↓

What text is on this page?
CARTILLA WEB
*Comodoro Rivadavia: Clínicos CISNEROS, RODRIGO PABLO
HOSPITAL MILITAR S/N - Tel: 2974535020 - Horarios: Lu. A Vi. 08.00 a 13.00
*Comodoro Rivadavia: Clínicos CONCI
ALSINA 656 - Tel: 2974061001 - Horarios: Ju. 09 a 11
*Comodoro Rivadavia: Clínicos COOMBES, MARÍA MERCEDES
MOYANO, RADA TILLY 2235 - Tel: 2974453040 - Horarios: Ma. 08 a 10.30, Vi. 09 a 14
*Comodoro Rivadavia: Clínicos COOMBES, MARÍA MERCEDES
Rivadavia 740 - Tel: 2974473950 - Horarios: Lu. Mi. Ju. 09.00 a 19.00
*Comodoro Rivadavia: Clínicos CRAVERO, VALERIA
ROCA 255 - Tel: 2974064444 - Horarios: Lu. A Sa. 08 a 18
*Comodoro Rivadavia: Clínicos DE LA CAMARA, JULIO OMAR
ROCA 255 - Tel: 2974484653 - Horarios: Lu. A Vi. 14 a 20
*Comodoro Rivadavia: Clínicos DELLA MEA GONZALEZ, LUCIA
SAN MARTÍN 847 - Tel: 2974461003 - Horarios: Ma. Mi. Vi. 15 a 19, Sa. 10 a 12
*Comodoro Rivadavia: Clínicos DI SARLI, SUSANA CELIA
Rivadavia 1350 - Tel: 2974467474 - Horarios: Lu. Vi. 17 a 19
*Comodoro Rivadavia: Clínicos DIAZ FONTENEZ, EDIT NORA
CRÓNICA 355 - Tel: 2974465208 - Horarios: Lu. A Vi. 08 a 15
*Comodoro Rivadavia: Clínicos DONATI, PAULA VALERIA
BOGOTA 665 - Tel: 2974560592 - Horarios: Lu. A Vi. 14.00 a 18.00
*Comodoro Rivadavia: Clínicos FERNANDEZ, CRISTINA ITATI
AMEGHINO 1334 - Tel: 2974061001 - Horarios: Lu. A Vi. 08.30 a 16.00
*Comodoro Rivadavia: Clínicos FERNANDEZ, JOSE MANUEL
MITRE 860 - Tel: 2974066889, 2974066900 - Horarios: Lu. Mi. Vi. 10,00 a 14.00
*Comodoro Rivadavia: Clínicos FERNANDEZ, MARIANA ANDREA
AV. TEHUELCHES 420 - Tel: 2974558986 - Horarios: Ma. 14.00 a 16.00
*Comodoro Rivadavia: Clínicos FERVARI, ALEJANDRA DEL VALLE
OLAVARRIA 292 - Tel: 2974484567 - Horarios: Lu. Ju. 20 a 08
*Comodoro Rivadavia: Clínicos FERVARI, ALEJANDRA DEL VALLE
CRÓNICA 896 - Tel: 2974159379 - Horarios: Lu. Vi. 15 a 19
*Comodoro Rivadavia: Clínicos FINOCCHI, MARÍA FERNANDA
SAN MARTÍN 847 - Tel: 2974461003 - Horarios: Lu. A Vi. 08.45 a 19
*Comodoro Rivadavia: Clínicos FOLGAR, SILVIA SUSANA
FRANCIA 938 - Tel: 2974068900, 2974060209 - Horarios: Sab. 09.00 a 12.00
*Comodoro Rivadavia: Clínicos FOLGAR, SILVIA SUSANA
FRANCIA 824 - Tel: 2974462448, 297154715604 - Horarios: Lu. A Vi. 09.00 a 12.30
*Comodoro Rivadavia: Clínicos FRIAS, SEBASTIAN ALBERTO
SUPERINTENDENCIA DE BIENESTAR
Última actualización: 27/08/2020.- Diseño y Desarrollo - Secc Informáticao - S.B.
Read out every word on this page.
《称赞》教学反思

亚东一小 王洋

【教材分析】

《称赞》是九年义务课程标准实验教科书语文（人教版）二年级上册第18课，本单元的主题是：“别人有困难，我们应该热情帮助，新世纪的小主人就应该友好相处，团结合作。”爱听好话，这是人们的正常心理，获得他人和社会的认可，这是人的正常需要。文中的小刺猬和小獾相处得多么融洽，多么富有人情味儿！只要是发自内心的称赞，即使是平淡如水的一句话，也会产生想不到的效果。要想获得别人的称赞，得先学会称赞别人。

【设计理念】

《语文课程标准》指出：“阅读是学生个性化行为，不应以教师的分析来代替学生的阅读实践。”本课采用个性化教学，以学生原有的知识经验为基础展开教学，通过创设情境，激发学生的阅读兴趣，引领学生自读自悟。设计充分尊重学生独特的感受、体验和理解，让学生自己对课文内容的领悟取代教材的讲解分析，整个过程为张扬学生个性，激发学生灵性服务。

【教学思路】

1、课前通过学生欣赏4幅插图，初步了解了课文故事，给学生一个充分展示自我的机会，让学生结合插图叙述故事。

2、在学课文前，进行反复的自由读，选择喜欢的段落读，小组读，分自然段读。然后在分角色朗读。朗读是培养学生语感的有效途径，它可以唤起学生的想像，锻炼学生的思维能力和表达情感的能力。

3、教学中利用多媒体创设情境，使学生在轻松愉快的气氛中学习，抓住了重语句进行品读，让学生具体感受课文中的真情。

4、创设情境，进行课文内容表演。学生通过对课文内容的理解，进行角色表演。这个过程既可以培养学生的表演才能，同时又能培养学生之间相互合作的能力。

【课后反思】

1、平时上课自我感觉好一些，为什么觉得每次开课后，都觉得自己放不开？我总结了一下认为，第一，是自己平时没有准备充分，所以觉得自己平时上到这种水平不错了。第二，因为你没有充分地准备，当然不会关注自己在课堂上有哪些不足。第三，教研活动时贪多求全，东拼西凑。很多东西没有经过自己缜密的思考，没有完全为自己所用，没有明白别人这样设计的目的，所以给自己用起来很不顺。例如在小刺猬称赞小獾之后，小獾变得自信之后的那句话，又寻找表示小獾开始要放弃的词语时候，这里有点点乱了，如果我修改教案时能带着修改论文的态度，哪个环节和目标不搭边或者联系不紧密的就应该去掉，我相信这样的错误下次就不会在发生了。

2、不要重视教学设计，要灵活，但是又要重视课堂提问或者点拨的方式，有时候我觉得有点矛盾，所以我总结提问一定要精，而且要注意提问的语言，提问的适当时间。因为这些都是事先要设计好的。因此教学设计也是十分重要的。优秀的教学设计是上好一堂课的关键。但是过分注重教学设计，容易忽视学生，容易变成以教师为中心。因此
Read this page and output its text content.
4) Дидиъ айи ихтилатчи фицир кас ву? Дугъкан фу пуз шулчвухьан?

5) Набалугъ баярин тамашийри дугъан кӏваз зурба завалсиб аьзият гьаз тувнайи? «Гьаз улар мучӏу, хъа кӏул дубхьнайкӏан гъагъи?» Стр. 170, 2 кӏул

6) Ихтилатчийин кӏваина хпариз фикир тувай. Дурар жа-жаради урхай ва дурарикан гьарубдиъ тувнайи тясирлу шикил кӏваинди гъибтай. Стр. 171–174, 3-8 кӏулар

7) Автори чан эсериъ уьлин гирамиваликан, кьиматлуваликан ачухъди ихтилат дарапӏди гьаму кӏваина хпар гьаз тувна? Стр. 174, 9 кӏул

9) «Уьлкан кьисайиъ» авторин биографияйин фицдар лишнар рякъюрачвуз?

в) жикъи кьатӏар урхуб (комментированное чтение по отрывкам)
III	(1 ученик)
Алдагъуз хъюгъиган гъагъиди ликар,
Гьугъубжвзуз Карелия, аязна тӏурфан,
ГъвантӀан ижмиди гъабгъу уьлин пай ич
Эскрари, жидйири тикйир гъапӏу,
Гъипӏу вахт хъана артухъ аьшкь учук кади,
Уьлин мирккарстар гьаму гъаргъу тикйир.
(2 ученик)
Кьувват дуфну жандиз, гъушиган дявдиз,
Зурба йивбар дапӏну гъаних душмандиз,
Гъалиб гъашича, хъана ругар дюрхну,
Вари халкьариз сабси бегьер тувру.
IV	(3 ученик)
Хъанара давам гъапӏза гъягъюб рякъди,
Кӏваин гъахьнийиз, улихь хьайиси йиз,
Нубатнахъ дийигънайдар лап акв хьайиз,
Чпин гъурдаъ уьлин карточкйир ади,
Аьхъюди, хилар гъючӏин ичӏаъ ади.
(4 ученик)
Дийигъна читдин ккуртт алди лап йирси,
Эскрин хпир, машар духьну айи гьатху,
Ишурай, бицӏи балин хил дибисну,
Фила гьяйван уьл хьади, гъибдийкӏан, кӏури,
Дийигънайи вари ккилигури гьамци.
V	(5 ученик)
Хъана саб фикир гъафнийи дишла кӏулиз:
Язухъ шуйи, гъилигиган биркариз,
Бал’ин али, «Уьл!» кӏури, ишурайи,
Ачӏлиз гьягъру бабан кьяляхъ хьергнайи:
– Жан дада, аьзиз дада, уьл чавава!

↑

**What is being asked**
Return all lines of the material above in which the word "CRÓNICA" occurs.

**Exercise result**
CRÓNICA 355 - Tel: 2974465208 - Horarios: Lu. A Vi. 08 a 15
CRÓNICA 896 - Tel: 2974159379 - Horarios: Lu. Vi. 15 a 19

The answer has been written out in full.